▶ _What is needed_: From the listing below, return each line that includes "Temperature".

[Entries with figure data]
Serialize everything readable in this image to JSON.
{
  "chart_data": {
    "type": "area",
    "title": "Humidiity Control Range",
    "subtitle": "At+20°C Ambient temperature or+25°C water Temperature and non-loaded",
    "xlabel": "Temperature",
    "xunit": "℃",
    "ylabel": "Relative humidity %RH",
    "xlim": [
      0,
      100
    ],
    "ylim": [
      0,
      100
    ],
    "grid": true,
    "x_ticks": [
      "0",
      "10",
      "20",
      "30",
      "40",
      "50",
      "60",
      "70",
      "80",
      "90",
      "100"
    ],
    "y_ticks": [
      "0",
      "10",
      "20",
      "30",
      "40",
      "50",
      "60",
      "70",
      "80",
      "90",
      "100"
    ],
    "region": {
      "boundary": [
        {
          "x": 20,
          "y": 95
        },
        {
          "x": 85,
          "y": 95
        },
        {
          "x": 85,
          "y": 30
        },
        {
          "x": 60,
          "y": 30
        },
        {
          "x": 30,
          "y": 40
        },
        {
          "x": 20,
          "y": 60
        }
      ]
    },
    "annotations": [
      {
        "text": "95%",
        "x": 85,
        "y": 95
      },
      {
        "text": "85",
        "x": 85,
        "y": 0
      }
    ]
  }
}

▶ _Solution_:
    "subtitle": "At+20°C Ambient temperature or+25°C water Temperature and non-loaded",
    "xlabel": "Temperature",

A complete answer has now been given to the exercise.